TASK:
Copy out every line that contains the word "components".

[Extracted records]
-- Start --

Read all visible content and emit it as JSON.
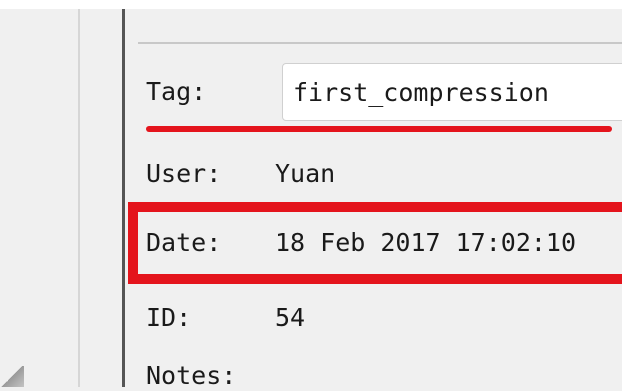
{
  "fields": {
    "tag": {
      "label": "Tag:",
      "value": "first_compression"
    },
    "user": {
      "label": "User:",
      "value": "Yuan"
    },
    "date": {
      "label": "Date:",
      "value": "18 Feb 2017 17:02:10"
    },
    "id": {
      "label": "ID:",
      "value": "54"
    },
    "notes": {
      "label": "Notes:"
    }
  },
  "colors": {
    "annotation": "#e4141c",
    "panel_background": "#f0f0f0"
  }
}
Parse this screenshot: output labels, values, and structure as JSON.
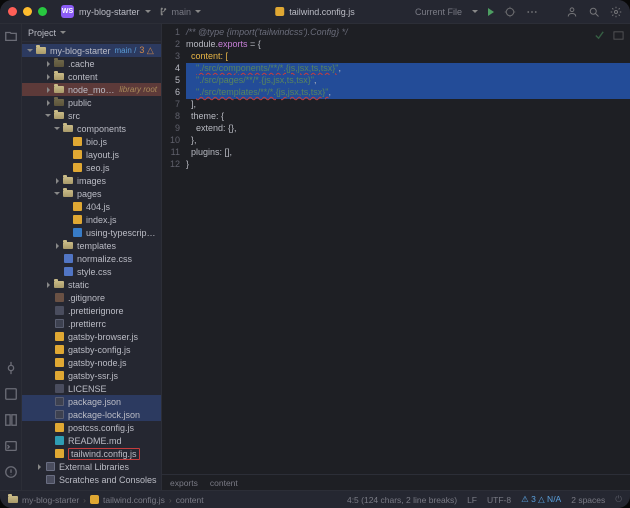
{
  "titlebar": {
    "project_name": "my-blog-starter",
    "branch_label": "main",
    "tab_filename": "tailwind.config.js",
    "run_config": "Current File"
  },
  "project_panel": {
    "title": "Project",
    "root": {
      "name": "my-blog-starter",
      "vcs": "main",
      "changes": "3"
    },
    "tree": [
      {
        "d": 1,
        "t": "folder",
        "exp": "h",
        "name": ".cache",
        "dim": true
      },
      {
        "d": 1,
        "t": "folder",
        "exp": "h",
        "name": "content"
      },
      {
        "d": 1,
        "t": "folder",
        "exp": "h",
        "name": "node_modules",
        "extra": "library root",
        "row": "nm"
      },
      {
        "d": 1,
        "t": "folder",
        "exp": "h",
        "name": "public",
        "dim": true
      },
      {
        "d": 1,
        "t": "folder",
        "exp": "v",
        "name": "src"
      },
      {
        "d": 2,
        "t": "folder",
        "exp": "v",
        "name": "components"
      },
      {
        "d": 3,
        "t": "js",
        "name": "bio.js"
      },
      {
        "d": 3,
        "t": "js",
        "name": "layout.js"
      },
      {
        "d": 3,
        "t": "js",
        "name": "seo.js"
      },
      {
        "d": 2,
        "t": "folder",
        "exp": "h",
        "name": "images"
      },
      {
        "d": 2,
        "t": "folder",
        "exp": "v",
        "name": "pages"
      },
      {
        "d": 3,
        "t": "js",
        "name": "404.js"
      },
      {
        "d": 3,
        "t": "js",
        "name": "index.js"
      },
      {
        "d": 3,
        "t": "ts",
        "name": "using-typescript.tsx"
      },
      {
        "d": 2,
        "t": "folder",
        "exp": "h",
        "name": "templates"
      },
      {
        "d": 2,
        "t": "css",
        "name": "normalize.css"
      },
      {
        "d": 2,
        "t": "css",
        "name": "style.css"
      },
      {
        "d": 1,
        "t": "folder",
        "exp": "h",
        "name": "static"
      },
      {
        "d": 1,
        "t": "git",
        "name": ".gitignore"
      },
      {
        "d": 1,
        "t": "txt",
        "name": ".prettierignore"
      },
      {
        "d": 1,
        "t": "json",
        "name": ".prettierrc"
      },
      {
        "d": 1,
        "t": "js",
        "name": "gatsby-browser.js"
      },
      {
        "d": 1,
        "t": "js",
        "name": "gatsby-config.js"
      },
      {
        "d": 1,
        "t": "js",
        "name": "gatsby-node.js"
      },
      {
        "d": 1,
        "t": "js",
        "name": "gatsby-ssr.js"
      },
      {
        "d": 1,
        "t": "txt",
        "name": "LICENSE"
      },
      {
        "d": 1,
        "t": "json",
        "name": "package.json",
        "row": "hl"
      },
      {
        "d": 1,
        "t": "json",
        "name": "package-lock.json",
        "row": "hl"
      },
      {
        "d": 1,
        "t": "js",
        "name": "postcss.config.js"
      },
      {
        "d": 1,
        "t": "md",
        "name": "README.md"
      },
      {
        "d": 1,
        "t": "js",
        "name": "tailwind.config.js",
        "row": "sel"
      },
      {
        "d": 0,
        "t": "lib",
        "exp": "h",
        "name": "External Libraries"
      },
      {
        "d": 0,
        "t": "lib",
        "name": "Scratches and Consoles"
      }
    ]
  },
  "editor": {
    "lines": [
      {
        "n": 1,
        "seg": [
          {
            "c": "tok-comment",
            "t": "/** @type {import('tailwindcss').Config} */"
          }
        ]
      },
      {
        "n": 2,
        "seg": [
          {
            "c": "tok-plain",
            "t": "module."
          },
          {
            "c": "tok-key",
            "t": "exports"
          },
          {
            "c": "tok-plain",
            "t": " = {"
          }
        ]
      },
      {
        "n": 3,
        "seg": [
          {
            "c": "tok-plain",
            "t": "  "
          },
          {
            "c": "bracket",
            "t": "content: ["
          }
        ]
      },
      {
        "n": 4,
        "sel": true,
        "seg": [
          {
            "c": "tok-plain",
            "t": "    "
          },
          {
            "c": "tok-str underline-red",
            "t": "\"./src/components/**/*.{js,jsx,ts,tsx}\""
          },
          {
            "c": "tok-plain",
            "t": ","
          }
        ]
      },
      {
        "n": 5,
        "sel": true,
        "seg": [
          {
            "c": "tok-plain",
            "t": "    "
          },
          {
            "c": "tok-str",
            "t": "\"./src/pages/**/*.{js,jsx,ts,tsx}\""
          },
          {
            "c": "tok-plain",
            "t": ","
          }
        ]
      },
      {
        "n": 6,
        "sel": true,
        "seg": [
          {
            "c": "tok-plain",
            "t": "    "
          },
          {
            "c": "tok-str underline-red",
            "t": "\"./src/templates/**/*.{js,jsx,ts,tsx}\""
          },
          {
            "c": "tok-plain",
            "t": ","
          }
        ]
      },
      {
        "n": 7,
        "seg": [
          {
            "c": "tok-plain",
            "t": "  ],"
          }
        ]
      },
      {
        "n": 8,
        "seg": [
          {
            "c": "tok-plain",
            "t": "  theme: {"
          }
        ]
      },
      {
        "n": 9,
        "seg": [
          {
            "c": "tok-plain",
            "t": "    extend: {},"
          }
        ]
      },
      {
        "n": 10,
        "seg": [
          {
            "c": "tok-plain",
            "t": "  },"
          }
        ]
      },
      {
        "n": 11,
        "seg": [
          {
            "c": "tok-plain",
            "t": "  plugins: [],"
          }
        ]
      },
      {
        "n": 12,
        "seg": [
          {
            "c": "tok-plain",
            "t": "}"
          }
        ]
      }
    ],
    "bottom_tabs": [
      "exports",
      "content"
    ]
  },
  "breadcrumbs": [
    "my-blog-starter",
    "tailwind.config.js",
    "content"
  ],
  "status": {
    "selection": "4:5 (124 chars, 2 line breaks)",
    "line_sep": "LF",
    "encoding": "UTF-8",
    "analysis": "3 △ N/A",
    "indent": "2 spaces"
  }
}
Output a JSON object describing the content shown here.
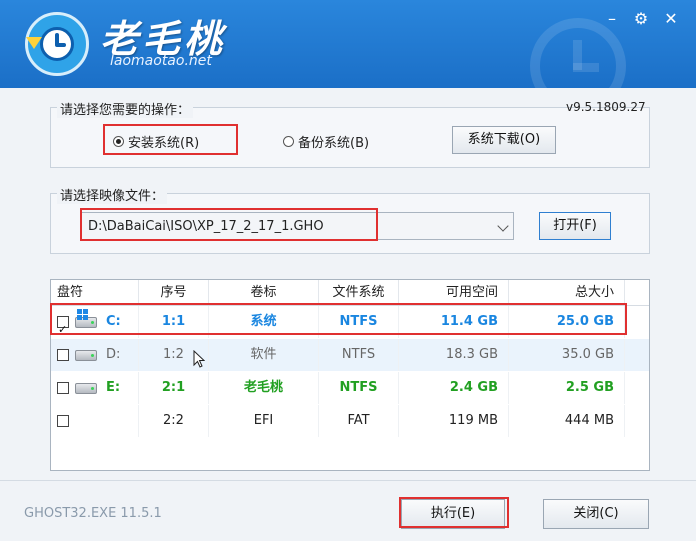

-- End --

WRITTEN RESPONSE:
        "name": "components"
            "t": "\"./src/components/**/*.{js,jsx,ts,tsx}\""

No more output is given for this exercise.